TEXT »
##############################

I'd bought too many of the wrong kind of thing, and was short one of the right kind of thing.

I got married wearing a white uchikake I'd bought from a cosplayer in Canada when she realized there was no cosplaying opportunity for her to use it and she just needed to get rid of it. So, it was silk, gorgeous and CHEAP.

And I wore a red hawaiian print dress with a mermaid skirt under it. (You want to see, go to http://www.bellstapfer.com and have a ball.)

We bought everything worn that day on eBay. Our rings, we found there as well. (They're wonderful matching white gold carved bands that have never given us a single worry.)

Did it entirely in secret, told nobody (except the people who needed to be there, and two of the generation after mine, swearing them to silence until it was over). In short, we had planned a trip to Hawaii - and simply decided that was a great time to just finish things up and get married.

Asked nobody's opinion, advice or permission. Invited only two people.

There's a reason for that.

You may have had weddings that were stress-free, drama-free and completely enjoyable. Even the one I did myself without anyone's input? Nope.

But at least I had controlled how the damage was done, to whom and why. And I understood it from the get-go. I knew what they were upset about. And for the cherry on top - yes, I'd actually DONE it. My fault! It made taking the lumps a reasonable trade-off.

My Mom didn't speak to me for two weeks. Sis hit me. But everyone got mad for the same reason, was 'wronged' the same way, no special treatment or singling out. If it was unfair and wrong, it was unfair and wrong to everyone. We figured that was the best we could do.

I'd looked, briefly, at doing another conventional wedding. Saw the $$$ involved. And then my memory took over.

No way would I do that to Jim. Not a chance.



You'd like to think otherwise - that this is the ultimate statement of commitment, love and all that? Sure, I grew up thinking that, just like everyone else.

And that this was two grown people making decisions for their own lives? That part? That this was also THEIR wedding, THEIR day and they were INVITING other people to witness it? That part?

##############################

EXTRACTED RECORDS »
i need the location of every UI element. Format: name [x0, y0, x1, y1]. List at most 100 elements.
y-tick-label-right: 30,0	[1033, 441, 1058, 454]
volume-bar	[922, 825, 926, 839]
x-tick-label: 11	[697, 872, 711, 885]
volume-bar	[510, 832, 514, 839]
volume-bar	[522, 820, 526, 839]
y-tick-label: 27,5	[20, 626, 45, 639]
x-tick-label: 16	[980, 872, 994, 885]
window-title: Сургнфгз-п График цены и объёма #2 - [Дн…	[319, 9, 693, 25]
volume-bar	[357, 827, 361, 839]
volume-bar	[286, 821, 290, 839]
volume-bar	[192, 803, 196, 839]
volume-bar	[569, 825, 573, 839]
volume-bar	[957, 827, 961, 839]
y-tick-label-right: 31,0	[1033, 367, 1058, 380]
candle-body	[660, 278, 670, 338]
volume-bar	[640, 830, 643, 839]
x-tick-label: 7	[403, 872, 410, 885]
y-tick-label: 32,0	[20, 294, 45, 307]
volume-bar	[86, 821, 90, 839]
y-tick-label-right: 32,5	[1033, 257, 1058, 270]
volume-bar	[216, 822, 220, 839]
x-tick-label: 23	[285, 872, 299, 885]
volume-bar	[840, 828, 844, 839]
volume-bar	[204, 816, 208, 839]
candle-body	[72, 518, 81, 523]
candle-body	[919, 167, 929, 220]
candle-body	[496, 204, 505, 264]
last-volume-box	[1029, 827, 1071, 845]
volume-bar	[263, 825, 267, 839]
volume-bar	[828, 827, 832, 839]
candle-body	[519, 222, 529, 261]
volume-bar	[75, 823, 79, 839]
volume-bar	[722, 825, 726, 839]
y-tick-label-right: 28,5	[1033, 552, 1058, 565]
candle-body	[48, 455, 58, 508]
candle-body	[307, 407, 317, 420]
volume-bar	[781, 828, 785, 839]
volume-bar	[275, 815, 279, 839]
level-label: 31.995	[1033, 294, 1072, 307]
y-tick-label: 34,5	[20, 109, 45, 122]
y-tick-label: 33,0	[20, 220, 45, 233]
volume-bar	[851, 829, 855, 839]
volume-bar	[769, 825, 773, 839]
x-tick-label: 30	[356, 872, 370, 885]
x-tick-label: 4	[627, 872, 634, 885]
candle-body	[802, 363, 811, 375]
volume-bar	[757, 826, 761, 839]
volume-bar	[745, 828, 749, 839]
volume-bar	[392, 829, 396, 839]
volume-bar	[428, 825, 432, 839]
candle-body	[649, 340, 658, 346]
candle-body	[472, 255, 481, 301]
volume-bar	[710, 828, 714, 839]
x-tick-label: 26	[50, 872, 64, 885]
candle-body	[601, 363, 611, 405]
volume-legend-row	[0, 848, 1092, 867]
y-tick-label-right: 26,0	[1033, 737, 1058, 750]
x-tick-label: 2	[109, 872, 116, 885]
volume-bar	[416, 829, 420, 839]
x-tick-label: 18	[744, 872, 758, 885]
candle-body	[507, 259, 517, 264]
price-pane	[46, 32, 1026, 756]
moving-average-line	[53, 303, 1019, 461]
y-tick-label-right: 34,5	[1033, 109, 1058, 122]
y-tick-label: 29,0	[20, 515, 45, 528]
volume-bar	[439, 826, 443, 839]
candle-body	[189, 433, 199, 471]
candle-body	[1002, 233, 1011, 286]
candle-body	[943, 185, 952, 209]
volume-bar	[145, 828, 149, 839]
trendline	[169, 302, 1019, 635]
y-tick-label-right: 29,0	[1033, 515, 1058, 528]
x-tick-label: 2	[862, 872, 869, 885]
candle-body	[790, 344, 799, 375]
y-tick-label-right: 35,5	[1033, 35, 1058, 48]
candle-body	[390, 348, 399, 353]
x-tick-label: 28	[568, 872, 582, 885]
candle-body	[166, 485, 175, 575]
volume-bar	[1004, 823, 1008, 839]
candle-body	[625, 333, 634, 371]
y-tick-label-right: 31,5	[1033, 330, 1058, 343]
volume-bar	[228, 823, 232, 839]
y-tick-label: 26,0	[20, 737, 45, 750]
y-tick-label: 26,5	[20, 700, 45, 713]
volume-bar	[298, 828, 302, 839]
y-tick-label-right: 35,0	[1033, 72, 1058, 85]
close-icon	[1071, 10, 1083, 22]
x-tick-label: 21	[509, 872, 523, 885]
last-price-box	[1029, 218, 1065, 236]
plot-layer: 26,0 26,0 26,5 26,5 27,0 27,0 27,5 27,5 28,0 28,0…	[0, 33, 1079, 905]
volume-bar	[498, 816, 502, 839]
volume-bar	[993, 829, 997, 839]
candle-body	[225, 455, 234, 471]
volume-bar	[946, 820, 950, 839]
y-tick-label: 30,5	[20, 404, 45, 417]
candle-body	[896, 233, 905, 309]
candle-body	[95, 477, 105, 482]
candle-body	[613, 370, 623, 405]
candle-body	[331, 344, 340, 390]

##############################

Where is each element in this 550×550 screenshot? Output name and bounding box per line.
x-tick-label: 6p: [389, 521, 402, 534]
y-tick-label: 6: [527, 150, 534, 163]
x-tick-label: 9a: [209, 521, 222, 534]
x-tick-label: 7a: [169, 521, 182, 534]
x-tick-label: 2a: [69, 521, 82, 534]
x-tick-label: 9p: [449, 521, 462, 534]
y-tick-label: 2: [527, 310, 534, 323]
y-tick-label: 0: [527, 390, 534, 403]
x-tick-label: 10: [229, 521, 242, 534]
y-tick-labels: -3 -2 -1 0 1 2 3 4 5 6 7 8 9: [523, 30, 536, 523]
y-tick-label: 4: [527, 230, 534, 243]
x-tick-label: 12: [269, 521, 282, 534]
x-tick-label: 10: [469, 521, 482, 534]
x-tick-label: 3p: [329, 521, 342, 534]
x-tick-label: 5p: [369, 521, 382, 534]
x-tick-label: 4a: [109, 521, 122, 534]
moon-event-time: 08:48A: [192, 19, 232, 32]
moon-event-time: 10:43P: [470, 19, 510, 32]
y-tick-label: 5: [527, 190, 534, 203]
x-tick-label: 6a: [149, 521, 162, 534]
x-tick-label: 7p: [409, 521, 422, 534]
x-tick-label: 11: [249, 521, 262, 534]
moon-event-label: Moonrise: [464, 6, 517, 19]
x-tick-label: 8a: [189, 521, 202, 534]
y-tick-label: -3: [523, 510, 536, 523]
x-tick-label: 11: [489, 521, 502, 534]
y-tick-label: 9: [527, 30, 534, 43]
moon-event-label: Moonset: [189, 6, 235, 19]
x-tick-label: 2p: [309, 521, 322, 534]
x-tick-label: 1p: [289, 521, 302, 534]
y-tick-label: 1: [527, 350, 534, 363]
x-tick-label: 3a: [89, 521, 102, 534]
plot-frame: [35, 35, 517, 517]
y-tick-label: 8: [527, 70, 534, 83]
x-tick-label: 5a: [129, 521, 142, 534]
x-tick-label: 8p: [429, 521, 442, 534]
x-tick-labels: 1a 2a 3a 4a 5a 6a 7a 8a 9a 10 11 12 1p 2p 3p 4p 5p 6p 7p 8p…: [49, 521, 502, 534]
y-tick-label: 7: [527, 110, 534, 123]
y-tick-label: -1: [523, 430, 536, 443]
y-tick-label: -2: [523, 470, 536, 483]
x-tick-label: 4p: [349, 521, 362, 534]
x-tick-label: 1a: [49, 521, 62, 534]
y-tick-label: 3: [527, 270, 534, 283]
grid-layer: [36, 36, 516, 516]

##############################

WHAT YOU HAVE TO DO » In the text about the secret wedding, list each word of two or more letters that appears entirely in capital letters. Give each distinct word once.

CORRECT ANSWER » CHEAP, DONE, THEIR, INVITING